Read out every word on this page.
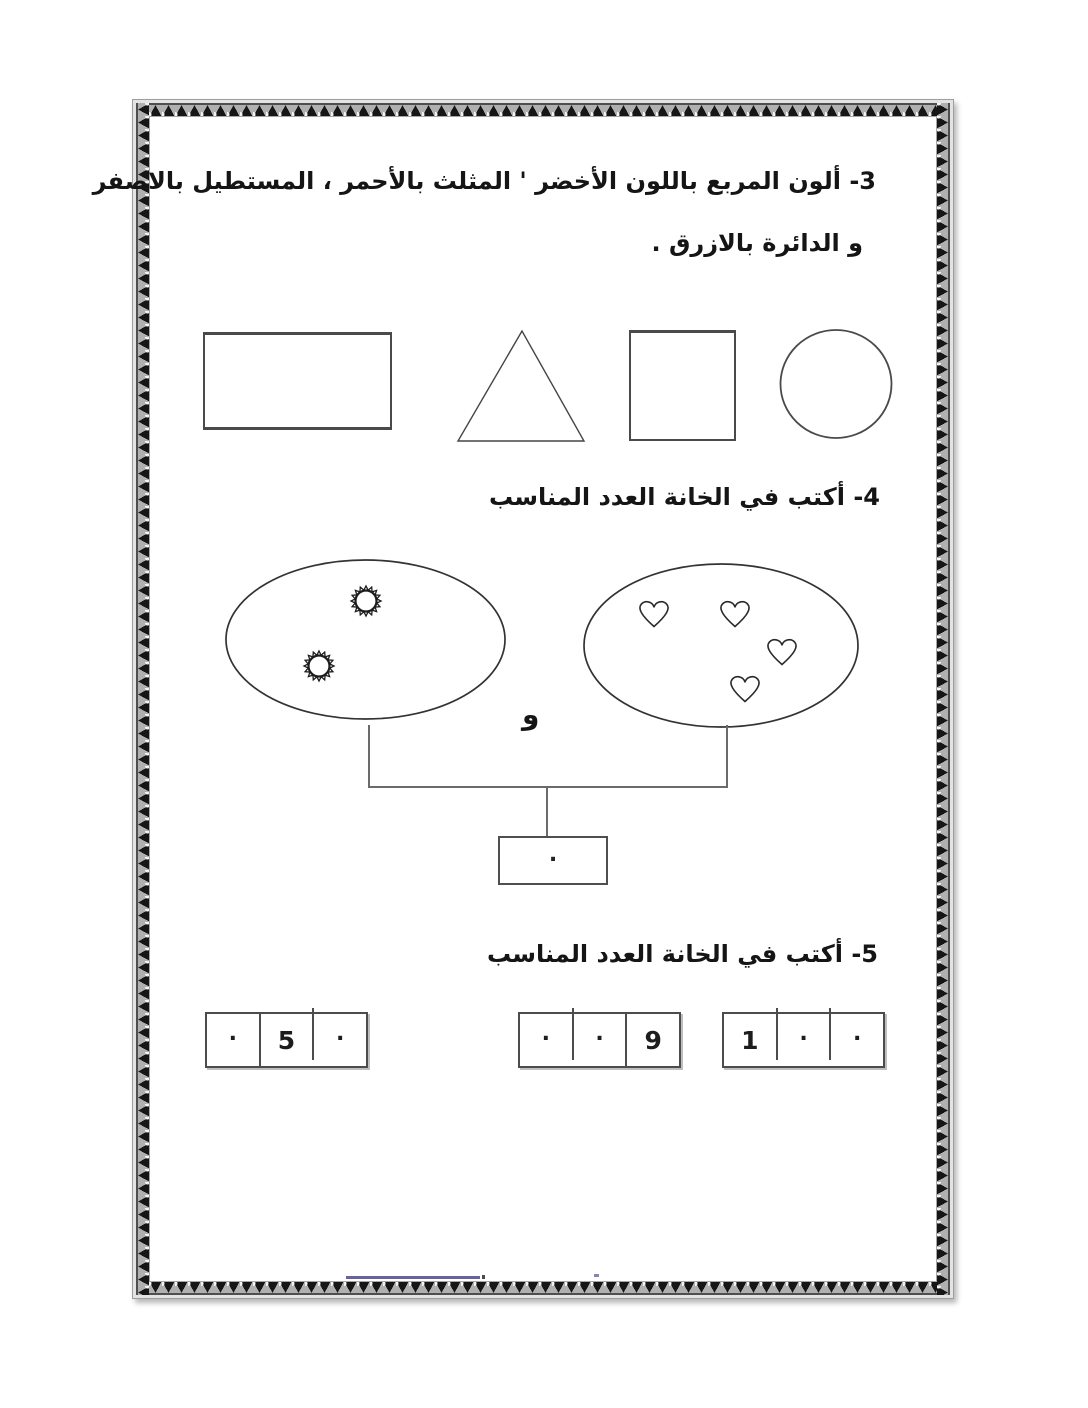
3- ألون المربع باللون الأخضر ' المثلث بالأحمر ، المستطيل بالاصفر
و الدائرة بالازرق .
4- أكتب في الخانة العدد المناسب
و
.
5- أكتب في الخانة العدد المناسب
.	5	.	.	.	9	1	.	.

# What needs to be done
Copy all lines in the listing above where the string "العدد" appears.

# Worked answer
4- أكتب في الخانة العدد المناسب
5- أكتب في الخانة العدد المناسب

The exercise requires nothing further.